▶ [Data in this exercise]:
-----
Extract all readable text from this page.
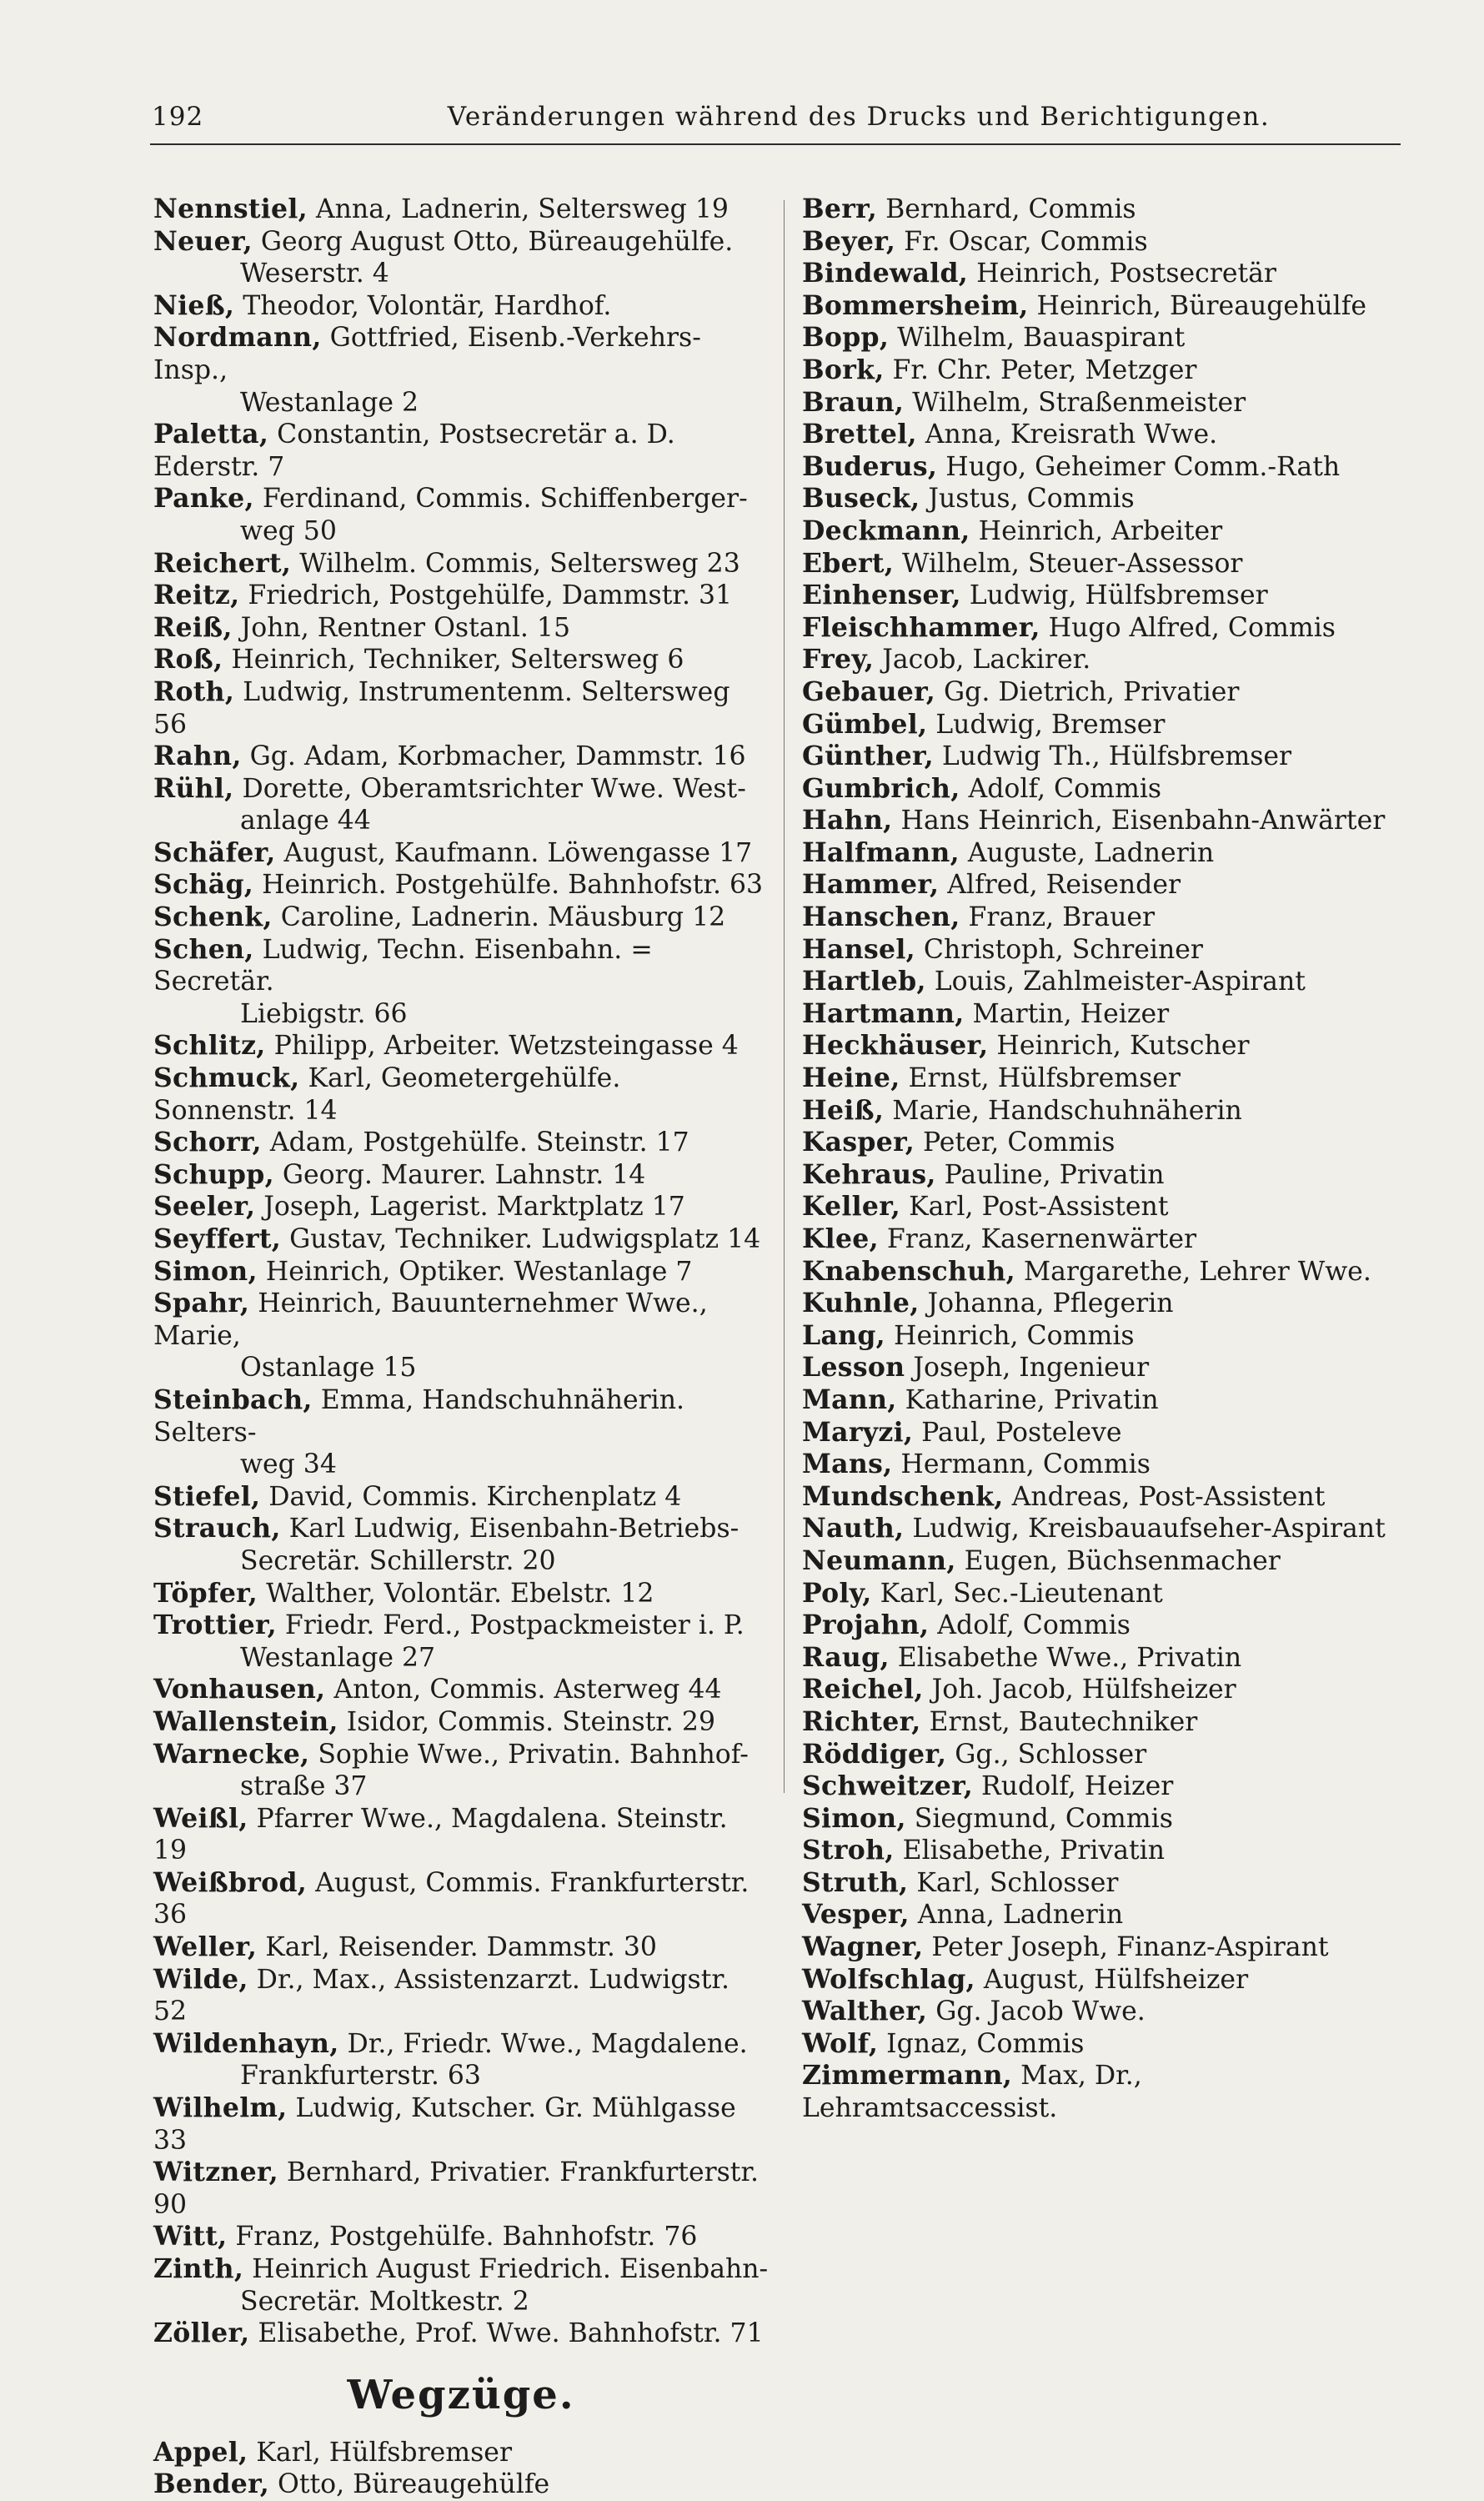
192	Veränderungen während des Drucks und Berichtigungen.
Nennstiel, Anna, Ladnerin, Seltersweg 19
Neuer, Georg August Otto, Büreaugehülfe.
Weserstr. 4
Nieß, Theodor, Volontär, Hardhof.
Nordmann, Gottfried, Eisenb.-Verkehrs-Insp.,
Westanlage 2
Paletta, Constantin, Postsecretär a. D. Ederstr. 7
Panke, Ferdinand, Commis. Schiffenberger-
weg 50
Reichert, Wilhelm. Commis, Seltersweg 23
Reitz, Friedrich, Postgehülfe, Dammstr. 31
Reiß, John, Rentner Ostanl. 15
Roß, Heinrich, Techniker, Seltersweg 6
Roth, Ludwig, Instrumentenm. Seltersweg 56
Rahn, Gg. Adam, Korbmacher, Dammstr. 16
Rühl, Dorette, Oberamtsrichter Wwe. West-
anlage 44
Schäfer, August, Kaufmann. Löwengasse 17
Schäg, Heinrich. Postgehülfe. Bahnhofstr. 63
Schenk, Caroline, Ladnerin. Mäusburg 12
Schen, Ludwig, Techn. Eisenbahn. = Secretär.
Liebigstr. 66
Schlitz, Philipp, Arbeiter. Wetzsteingasse 4
Schmuck, Karl, Geometergehülfe. Sonnenstr. 14
Schorr, Adam, Postgehülfe. Steinstr. 17
Schupp, Georg. Maurer. Lahnstr. 14
Seeler, Joseph, Lagerist. Marktplatz 17
Seyffert, Gustav, Techniker. Ludwigsplatz 14
Simon, Heinrich, Optiker. Westanlage 7
Spahr, Heinrich, Bauunternehmer Wwe., Marie,
Ostanlage 15
Steinbach, Emma, Handschuhnäherin. Selters-
weg 34
Stiefel, David, Commis. Kirchenplatz 4
Strauch, Karl Ludwig, Eisenbahn-Betriebs-
Secretär. Schillerstr. 20
Töpfer, Walther, Volontär. Ebelstr. 12
Trottier, Friedr. Ferd., Postpackmeister i. P.
Westanlage 27
Vonhausen, Anton, Commis. Asterweg 44
Wallenstein, Isidor, Commis. Steinstr. 29
Warnecke, Sophie Wwe., Privatin. Bahnhof-
straße 37
Weißl, Pfarrer Wwe., Magdalena. Steinstr. 19
Weißbrod, August, Commis. Frankfurterstr. 36
Weller, Karl, Reisender. Dammstr. 30
Wilde, Dr., Max., Assistenzarzt. Ludwigstr. 52
Wildenhayn, Dr., Friedr. Wwe., Magdalene.
Frankfurterstr. 63
Wilhelm, Ludwig, Kutscher. Gr. Mühlgasse 33
Witzner, Bernhard, Privatier. Frankfurterstr. 90
Witt, Franz, Postgehülfe. Bahnhofstr. 76
Zinth, Heinrich August Friedrich. Eisenbahn-
Secretär. Moltkestr. 2
Zöller, Elisabethe, Prof. Wwe. Bahnhofstr. 71
Wegzüge.
Appel, Karl, Hülfsbremser
Bender, Otto, Büreaugehülfe
Berr, Bernhard, Commis
Beyer, Fr. Oscar, Commis
Bindewald, Heinrich, Postsecretär
Bommersheim, Heinrich, Büreaugehülfe
Bopp, Wilhelm, Bauaspirant
Bork, Fr. Chr. Peter, Metzger
Braun, Wilhelm, Straßenmeister
Brettel, Anna, Kreisrath Wwe.
Buderus, Hugo, Geheimer Comm.-Rath
Buseck, Justus, Commis
Deckmann, Heinrich, Arbeiter
Ebert, Wilhelm, Steuer-Assessor
Einhenser, Ludwig, Hülfsbremser
Fleischhammer, Hugo Alfred, Commis
Frey, Jacob, Lackirer.
Gebauer, Gg. Dietrich, Privatier
Gümbel, Ludwig, Bremser
Günther, Ludwig Th., Hülfsbremser
Gumbrich, Adolf, Commis
Hahn, Hans Heinrich, Eisenbahn-Anwärter
Halfmann, Auguste, Ladnerin
Hammer, Alfred, Reisender
Hanschen, Franz, Brauer
Hansel, Christoph, Schreiner
Hartleb, Louis, Zahlmeister-Aspirant
Hartmann, Martin, Heizer
Heckhäuser, Heinrich, Kutscher
Heine, Ernst, Hülfsbremser
Heiß, Marie, Handschuhnäherin
Kasper, Peter, Commis
Kehraus, Pauline, Privatin
Keller, Karl, Post-Assistent
Klee, Franz, Kasernenwärter
Knabenschuh, Margarethe, Lehrer Wwe.
Kuhnle, Johanna, Pflegerin
Lang, Heinrich, Commis
Lesson Joseph, Ingenieur
Mann, Katharine, Privatin
Maryzi, Paul, Posteleve
Mans, Hermann, Commis
Mundschenk, Andreas, Post-Assistent
Nauth, Ludwig, Kreisbauaufseher-Aspirant
Neumann, Eugen, Büchsenmacher
Poly, Karl, Sec.-Lieutenant
Projahn, Adolf, Commis
Raug, Elisabethe Wwe., Privatin
Reichel, Joh. Jacob, Hülfsheizer
Richter, Ernst, Bautechniker
Röddiger, Gg., Schlosser
Schweitzer, Rudolf, Heizer
Simon, Siegmund, Commis
Stroh, Elisabethe, Privatin
Struth, Karl, Schlosser
Vesper, Anna, Ladnerin
Wagner, Peter Joseph, Finanz-Aspirant
Wolfschlag, August, Hülfsheizer
Walther, Gg. Jacob Wwe.
Wolf, Ignaz, Commis
Zimmermann, Max, Dr., Lehramtsaccessist.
-----
▶ [Work to complete]: Every entry above should be duplicated exactly. Do not include the images.

▶ [Solution]:
Extract all readable text from this page.
192	Veränderungen während des Drucks und Berichtigungen.
Nennstiel, Anna, Ladnerin, Seltersweg 19
Neuer, Georg August Otto, Büreaugehülfe.
Weserstr. 4
Nieß, Theodor, Volontär, Hardhof.
Nordmann, Gottfried, Eisenb.-Verkehrs-Insp.,
Westanlage 2
Paletta, Constantin, Postsecretär a. D. Ederstr. 7
Panke, Ferdinand, Commis. Schiffenberger-
weg 50
Reichert, Wilhelm. Commis, Seltersweg 23
Reitz, Friedrich, Postgehülfe, Dammstr. 31
Reiß, John, Rentner Ostanl. 15
Roß, Heinrich, Techniker, Seltersweg 6
Roth, Ludwig, Instrumentenm. Seltersweg 56
Rahn, Gg. Adam, Korbmacher, Dammstr. 16
Rühl, Dorette, Oberamtsrichter Wwe. West-
anlage 44
Schäfer, August, Kaufmann. Löwengasse 17
Schäg, Heinrich. Postgehülfe. Bahnhofstr. 63
Schenk, Caroline, Ladnerin. Mäusburg 12
Schen, Ludwig, Techn. Eisenbahn. = Secretär.
Liebigstr. 66
Schlitz, Philipp, Arbeiter. Wetzsteingasse 4
Schmuck, Karl, Geometergehülfe. Sonnenstr. 14
Schorr, Adam, Postgehülfe. Steinstr. 17
Schupp, Georg. Maurer. Lahnstr. 14
Seeler, Joseph, Lagerist. Marktplatz 17
Seyffert, Gustav, Techniker. Ludwigsplatz 14
Simon, Heinrich, Optiker. Westanlage 7
Spahr, Heinrich, Bauunternehmer Wwe., Marie,
Ostanlage 15
Steinbach, Emma, Handschuhnäherin. Selters-
weg 34
Stiefel, David, Commis. Kirchenplatz 4
Strauch, Karl Ludwig, Eisenbahn-Betriebs-
Secretär. Schillerstr. 20
Töpfer, Walther, Volontär. Ebelstr. 12
Trottier, Friedr. Ferd., Postpackmeister i. P.
Westanlage 27
Vonhausen, Anton, Commis. Asterweg 44
Wallenstein, Isidor, Commis. Steinstr. 29
Warnecke, Sophie Wwe., Privatin. Bahnhof-
straße 37
Weißl, Pfarrer Wwe., Magdalena. Steinstr. 19
Weißbrod, August, Commis. Frankfurterstr. 36
Weller, Karl, Reisender. Dammstr. 30
Wilde, Dr., Max., Assistenzarzt. Ludwigstr. 52
Wildenhayn, Dr., Friedr. Wwe., Magdalene.
Frankfurterstr. 63
Wilhelm, Ludwig, Kutscher. Gr. Mühlgasse 33
Witzner, Bernhard, Privatier. Frankfurterstr. 90
Witt, Franz, Postgehülfe. Bahnhofstr. 76
Zinth, Heinrich August Friedrich. Eisenbahn-
Secretär. Moltkestr. 2
Zöller, Elisabethe, Prof. Wwe. Bahnhofstr. 71
Wegzüge.
Appel, Karl, Hülfsbremser
Bender, Otto, Büreaugehülfe
Berr, Bernhard, Commis
Beyer, Fr. Oscar, Commis
Bindewald, Heinrich, Postsecretär
Bommersheim, Heinrich, Büreaugehülfe
Bopp, Wilhelm, Bauaspirant
Bork, Fr. Chr. Peter, Metzger
Braun, Wilhelm, Straßenmeister
Brettel, Anna, Kreisrath Wwe.
Buderus, Hugo, Geheimer Comm.-Rath
Buseck, Justus, Commis
Deckmann, Heinrich, Arbeiter
Ebert, Wilhelm, Steuer-Assessor
Einhenser, Ludwig, Hülfsbremser
Fleischhammer, Hugo Alfred, Commis
Frey, Jacob, Lackirer.
Gebauer, Gg. Dietrich, Privatier
Gümbel, Ludwig, Bremser
Günther, Ludwig Th., Hülfsbremser
Gumbrich, Adolf, Commis
Hahn, Hans Heinrich, Eisenbahn-Anwärter
Halfmann, Auguste, Ladnerin
Hammer, Alfred, Reisender
Hanschen, Franz, Brauer
Hansel, Christoph, Schreiner
Hartleb, Louis, Zahlmeister-Aspirant
Hartmann, Martin, Heizer
Heckhäuser, Heinrich, Kutscher
Heine, Ernst, Hülfsbremser
Heiß, Marie, Handschuhnäherin
Kasper, Peter, Commis
Kehraus, Pauline, Privatin
Keller, Karl, Post-Assistent
Klee, Franz, Kasernenwärter
Knabenschuh, Margarethe, Lehrer Wwe.
Kuhnle, Johanna, Pflegerin
Lang, Heinrich, Commis
Lesson Joseph, Ingenieur
Mann, Katharine, Privatin
Maryzi, Paul, Posteleve
Mans, Hermann, Commis
Mundschenk, Andreas, Post-Assistent
Nauth, Ludwig, Kreisbauaufseher-Aspirant
Neumann, Eugen, Büchsenmacher
Poly, Karl, Sec.-Lieutenant
Projahn, Adolf, Commis
Raug, Elisabethe Wwe., Privatin
Reichel, Joh. Jacob, Hülfsheizer
Richter, Ernst, Bautechniker
Röddiger, Gg., Schlosser
Schweitzer, Rudolf, Heizer
Simon, Siegmund, Commis
Stroh, Elisabethe, Privatin
Struth, Karl, Schlosser
Vesper, Anna, Ladnerin
Wagner, Peter Joseph, Finanz-Aspirant
Wolfschlag, August, Hülfsheizer
Walther, Gg. Jacob Wwe.
Wolf, Ignaz, Commis
Zimmermann, Max, Dr., Lehramtsaccessist.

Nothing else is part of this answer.